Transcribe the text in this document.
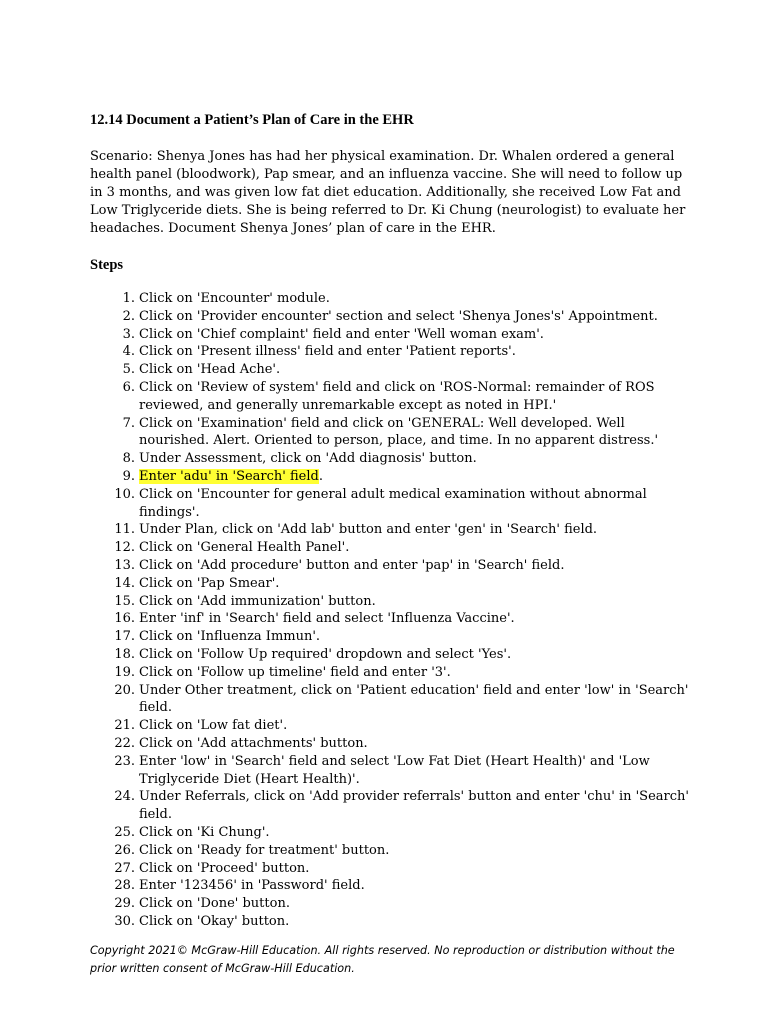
12.14 Document a Patient’s Plan of Care in the EHR
Scenario: Shenya Jones has had her physical examination. Dr. Whalen ordered a general health panel (bloodwork), Pap smear, and an influenza vaccine. She will need to follow up in 3 months, and was given low fat diet education. Additionally, she received Low Fat and Low Triglyceride diets. She is being referred to Dr. Ki Chung (neurologist) to evaluate her headaches. Document Shenya Jones’ plan of care in the EHR.
Steps
1. Click on 'Encounter' module.
2. Click on 'Provider encounter' section and select 'Shenya Jones's' Appointment.
3. Click on 'Chief complaint' field and enter 'Well woman exam'.
4. Click on 'Present illness' field and enter 'Patient reports'.
5. Click on 'Head Ache'.
6. Click on 'Review of system' field and click on 'ROS-Normal: remainder of ROS reviewed, and generally unremarkable except as noted in HPI.'
7. Click on 'Examination' field and click on 'GENERAL: Well developed. Well nourished. Alert. Oriented to person, place, and time. In no apparent distress.'
8. Under Assessment, click on 'Add diagnosis' button.
9. Enter 'adu' in 'Search' field.
10. Click on 'Encounter for general adult medical examination without abnormal findings'.
11. Under Plan, click on 'Add lab' button and enter 'gen' in 'Search' field.
12. Click on 'General Health Panel'.
13. Click on 'Add procedure' button and enter 'pap' in 'Search' field.
14. Click on 'Pap Smear'.
15. Click on 'Add immunization' button.
16. Enter 'inf' in 'Search' field and select 'Influenza Vaccine'.
17. Click on 'Influenza Immun'.
18. Click on 'Follow Up required' dropdown and select 'Yes'.
19. Click on 'Follow up timeline' field and enter '3'.
20. Under Other treatment, click on 'Patient education' field and enter 'low' in 'Search' field.
21. Click on 'Low fat diet'.
22. Click on 'Add attachments' button.
23. Enter 'low' in 'Search' field and select 'Low Fat Diet (Heart Health)' and 'Low Triglyceride Diet (Heart Health)'.
24. Under Referrals, click on 'Add provider referrals' button and enter 'chu' in 'Search' field.
25. Click on 'Ki Chung'.
26. Click on 'Ready for treatment' button.
27. Click on 'Proceed' button.
28. Enter '123456' in 'Password' field.
29. Click on 'Done' button.
30. Click on 'Okay' button.
Copyright 2021© McGraw-Hill Education. All rights reserved. No reproduction or distribution without the prior written consent of McGraw-Hill Education.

====

All of the material above is to be copied exactly, except for its images.

- **OUTPUT OF THE TASK**
Transcribe the text in this document.
12.14 Document a Patient’s Plan of Care in the EHR
Scenario: Shenya Jones has had her physical examination. Dr. Whalen ordered a general health panel (bloodwork), Pap smear, and an influenza vaccine. She will need to follow up in 3 months, and was given low fat diet education. Additionally, she received Low Fat and Low Triglyceride diets. She is being referred to Dr. Ki Chung (neurologist) to evaluate her headaches. Document Shenya Jones’ plan of care in the EHR.
Steps
1. Click on 'Encounter' module.
2. Click on 'Provider encounter' section and select 'Shenya Jones's' Appointment.
3. Click on 'Chief complaint' field and enter 'Well woman exam'.
4. Click on 'Present illness' field and enter 'Patient reports'.
5. Click on 'Head Ache'.
6. Click on 'Review of system' field and click on 'ROS-Normal: remainder of ROS reviewed, and generally unremarkable except as noted in HPI.'
7. Click on 'Examination' field and click on 'GENERAL: Well developed. Well nourished. Alert. Oriented to person, place, and time. In no apparent distress.'
8. Under Assessment, click on 'Add diagnosis' button.
9. Enter 'adu' in 'Search' field.
10. Click on 'Encounter for general adult medical examination without abnormal findings'.
11. Under Plan, click on 'Add lab' button and enter 'gen' in 'Search' field.
12. Click on 'General Health Panel'.
13. Click on 'Add procedure' button and enter 'pap' in 'Search' field.
14. Click on 'Pap Smear'.
15. Click on 'Add immunization' button.
16. Enter 'inf' in 'Search' field and select 'Influenza Vaccine'.
17. Click on 'Influenza Immun'.
18. Click on 'Follow Up required' dropdown and select 'Yes'.
19. Click on 'Follow up timeline' field and enter '3'.
20. Under Other treatment, click on 'Patient education' field and enter 'low' in 'Search' field.
21. Click on 'Low fat diet'.
22. Click on 'Add attachments' button.
23. Enter 'low' in 'Search' field and select 'Low Fat Diet (Heart Health)' and 'Low Triglyceride Diet (Heart Health)'.
24. Under Referrals, click on 'Add provider referrals' button and enter 'chu' in 'Search' field.
25. Click on 'Ki Chung'.
26. Click on 'Ready for treatment' button.
27. Click on 'Proceed' button.
28. Enter '123456' in 'Password' field.
29. Click on 'Done' button.
30. Click on 'Okay' button.
Copyright 2021© McGraw-Hill Education. All rights reserved. No reproduction or distribution without the prior written consent of McGraw-Hill Education.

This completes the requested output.